• _RECORDS SUPPLIED_

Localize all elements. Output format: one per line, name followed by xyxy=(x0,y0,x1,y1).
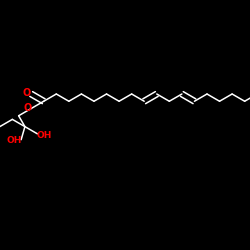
Text: O: O xyxy=(23,103,31,113)
Text: OH: OH xyxy=(7,136,22,145)
Text: O: O xyxy=(22,88,31,98)
Text: OH: OH xyxy=(36,131,52,140)
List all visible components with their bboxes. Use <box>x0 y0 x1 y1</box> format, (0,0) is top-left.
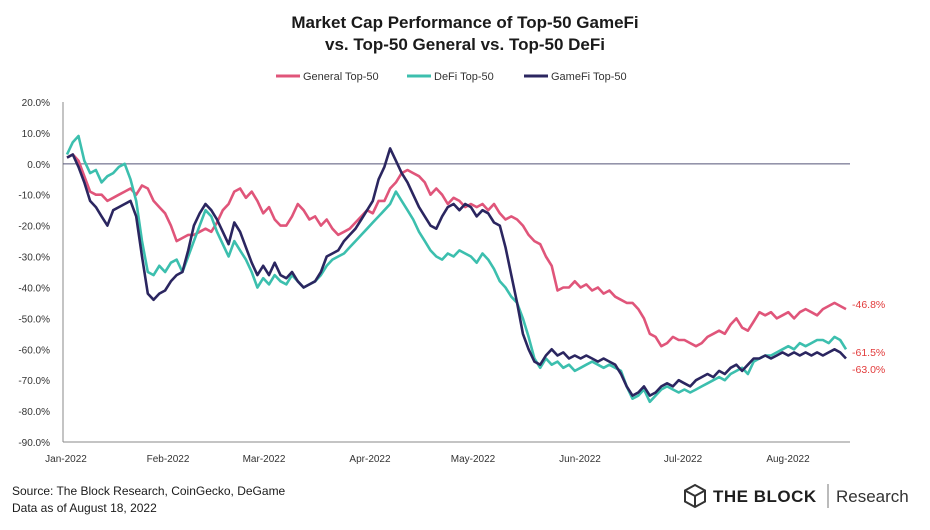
x-tick-label: Jul-2022 <box>664 454 703 465</box>
end-label-defi-top-50: -61.5% <box>852 347 885 359</box>
data-date-note: Data as of August 18, 2022 <box>12 501 157 515</box>
source-note: Source: The Block Research, CoinGecko, D… <box>12 484 286 498</box>
brand-logo: THE BLOCK Research <box>684 483 909 509</box>
y-tick-label: -10.0% <box>18 191 50 202</box>
end-labels: -46.8% -61.5% -63.0% <box>852 299 885 376</box>
y-tick-label: -80.0% <box>18 407 50 418</box>
chart-title-line-2: vs. Top-50 General vs. Top-50 DeFi <box>325 35 605 54</box>
brand-suffix: Research <box>836 487 909 506</box>
series-lines <box>65 134 848 404</box>
x-tick-label: Aug-2022 <box>766 454 810 465</box>
chart-title-line-1: Market Cap Performance of Top-50 GameFi <box>291 13 638 32</box>
x-tick-label: Jun-2022 <box>559 454 601 465</box>
x-tick-labels: Jan-2022 Feb-2022 Mar-2022 Apr-2022 May-2022… <box>45 454 810 465</box>
end-label-gamefi-top-50: -63.0% <box>852 364 885 376</box>
legend-label-defi: DeFi Top-50 <box>434 71 494 83</box>
end-label-general-top-50: -46.8% <box>852 299 885 311</box>
y-tick-labels: 20.0% 10.0% 0.0% -10.0% -20.0% -30.0% -40.0% -5… <box>18 98 50 449</box>
series-line-general-top-50 <box>66 153 847 348</box>
y-tick-label: -40.0% <box>18 283 50 294</box>
y-tick-label: -70.0% <box>18 376 50 387</box>
y-tick-label: -20.0% <box>18 222 50 233</box>
cube-icon <box>684 483 706 509</box>
x-tick-label: Apr-2022 <box>349 454 391 465</box>
y-tick-label: 20.0% <box>22 98 50 109</box>
series-line-defi-top-50 <box>65 134 848 404</box>
x-tick-label: May-2022 <box>451 454 496 465</box>
y-tick-label: -50.0% <box>18 314 50 325</box>
y-tick-label: 0.0% <box>27 160 50 171</box>
x-tick-label: Jan-2022 <box>45 454 87 465</box>
legend-label-general: General Top-50 <box>303 71 379 83</box>
y-tick-label: -60.0% <box>18 345 50 356</box>
brand-name: THE BLOCK <box>713 487 817 506</box>
y-tick-label: -90.0% <box>18 438 50 449</box>
series-line-gamefi-top-50 <box>66 147 847 397</box>
x-tick-label: Feb-2022 <box>147 454 190 465</box>
x-tick-label: Mar-2022 <box>243 454 286 465</box>
legend: General Top-50 DeFi Top-50 GameFi Top-50 <box>276 71 627 83</box>
y-tick-label: -30.0% <box>18 253 50 264</box>
y-tick-label: 10.0% <box>22 129 50 140</box>
legend-label-gamefi: GameFi Top-50 <box>551 71 627 83</box>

• _REQUIREMENTS_
Reproduce verbatim the data from the line with "Text: O: O xyxy=(23,103,31,113)" up to and including the line with "List all visible".

• _SOLUTION FOR THIS PROBLEM_
Text: O: O xyxy=(23,103,31,113)
Text: OH: OH xyxy=(7,136,22,145)
Text: O: O xyxy=(22,88,31,98)
Text: OH: OH xyxy=(36,131,52,140)
List all visible components with their bboxes. Use <box>x0 y0 x1 y1</box> format, (0,0) is top-left.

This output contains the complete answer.